Region boundary records:
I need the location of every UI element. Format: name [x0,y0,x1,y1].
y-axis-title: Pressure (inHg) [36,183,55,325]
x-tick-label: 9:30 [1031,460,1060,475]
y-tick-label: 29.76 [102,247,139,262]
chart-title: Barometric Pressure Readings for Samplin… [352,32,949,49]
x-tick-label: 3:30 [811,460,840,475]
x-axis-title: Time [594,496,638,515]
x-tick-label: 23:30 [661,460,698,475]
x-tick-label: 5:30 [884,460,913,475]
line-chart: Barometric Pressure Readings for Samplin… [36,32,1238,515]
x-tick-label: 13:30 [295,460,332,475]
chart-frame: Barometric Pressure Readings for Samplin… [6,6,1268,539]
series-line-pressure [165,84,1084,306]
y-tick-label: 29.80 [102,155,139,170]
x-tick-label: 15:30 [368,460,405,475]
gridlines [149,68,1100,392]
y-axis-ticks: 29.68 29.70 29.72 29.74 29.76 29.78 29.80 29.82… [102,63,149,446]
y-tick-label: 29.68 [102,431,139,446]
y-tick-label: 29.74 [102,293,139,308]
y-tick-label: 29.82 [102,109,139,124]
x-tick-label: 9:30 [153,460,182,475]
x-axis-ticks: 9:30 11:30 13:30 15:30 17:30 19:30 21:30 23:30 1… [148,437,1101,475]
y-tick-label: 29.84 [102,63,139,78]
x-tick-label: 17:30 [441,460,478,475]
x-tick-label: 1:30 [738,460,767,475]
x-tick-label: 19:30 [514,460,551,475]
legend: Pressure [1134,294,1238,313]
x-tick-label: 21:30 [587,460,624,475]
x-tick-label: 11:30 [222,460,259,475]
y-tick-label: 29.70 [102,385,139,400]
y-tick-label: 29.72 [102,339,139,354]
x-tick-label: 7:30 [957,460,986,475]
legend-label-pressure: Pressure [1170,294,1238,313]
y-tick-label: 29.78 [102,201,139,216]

- [WHAT IS REQUIRED]: Copy every line of the records above without changing anything.

- [SOLUTION TO THIS PROBLEM]:
I need the location of every UI element. Format: name [x0,y0,x1,y1].
y-axis-title: Pressure (inHg) [36,183,55,325]
x-tick-label: 9:30 [1031,460,1060,475]
y-tick-label: 29.76 [102,247,139,262]
chart-title: Barometric Pressure Readings for Samplin… [352,32,949,49]
x-tick-label: 3:30 [811,460,840,475]
x-axis-title: Time [594,496,638,515]
x-tick-label: 23:30 [661,460,698,475]
x-tick-label: 5:30 [884,460,913,475]
line-chart: Barometric Pressure Readings for Samplin… [36,32,1238,515]
x-tick-label: 13:30 [295,460,332,475]
chart-frame: Barometric Pressure Readings for Samplin… [6,6,1268,539]
series-line-pressure [165,84,1084,306]
y-tick-label: 29.80 [102,155,139,170]
x-tick-label: 15:30 [368,460,405,475]
gridlines [149,68,1100,392]
y-axis-ticks: 29.68 29.70 29.72 29.74 29.76 29.78 29.80 29.82… [102,63,149,446]
y-tick-label: 29.68 [102,431,139,446]
y-tick-label: 29.74 [102,293,139,308]
y-tick-label: 29.82 [102,109,139,124]
x-tick-label: 9:30 [153,460,182,475]
x-axis-ticks: 9:30 11:30 13:30 15:30 17:30 19:30 21:30 23:30 1… [148,437,1101,475]
y-tick-label: 29.84 [102,63,139,78]
x-tick-label: 17:30 [441,460,478,475]
x-tick-label: 1:30 [738,460,767,475]
x-tick-label: 19:30 [514,460,551,475]
legend: Pressure [1134,294,1238,313]
x-tick-label: 21:30 [587,460,624,475]
x-tick-label: 11:30 [222,460,259,475]
y-tick-label: 29.70 [102,385,139,400]
y-tick-label: 29.72 [102,339,139,354]
x-tick-label: 7:30 [957,460,986,475]
legend-label-pressure: Pressure [1170,294,1238,313]
y-tick-label: 29.78 [102,201,139,216]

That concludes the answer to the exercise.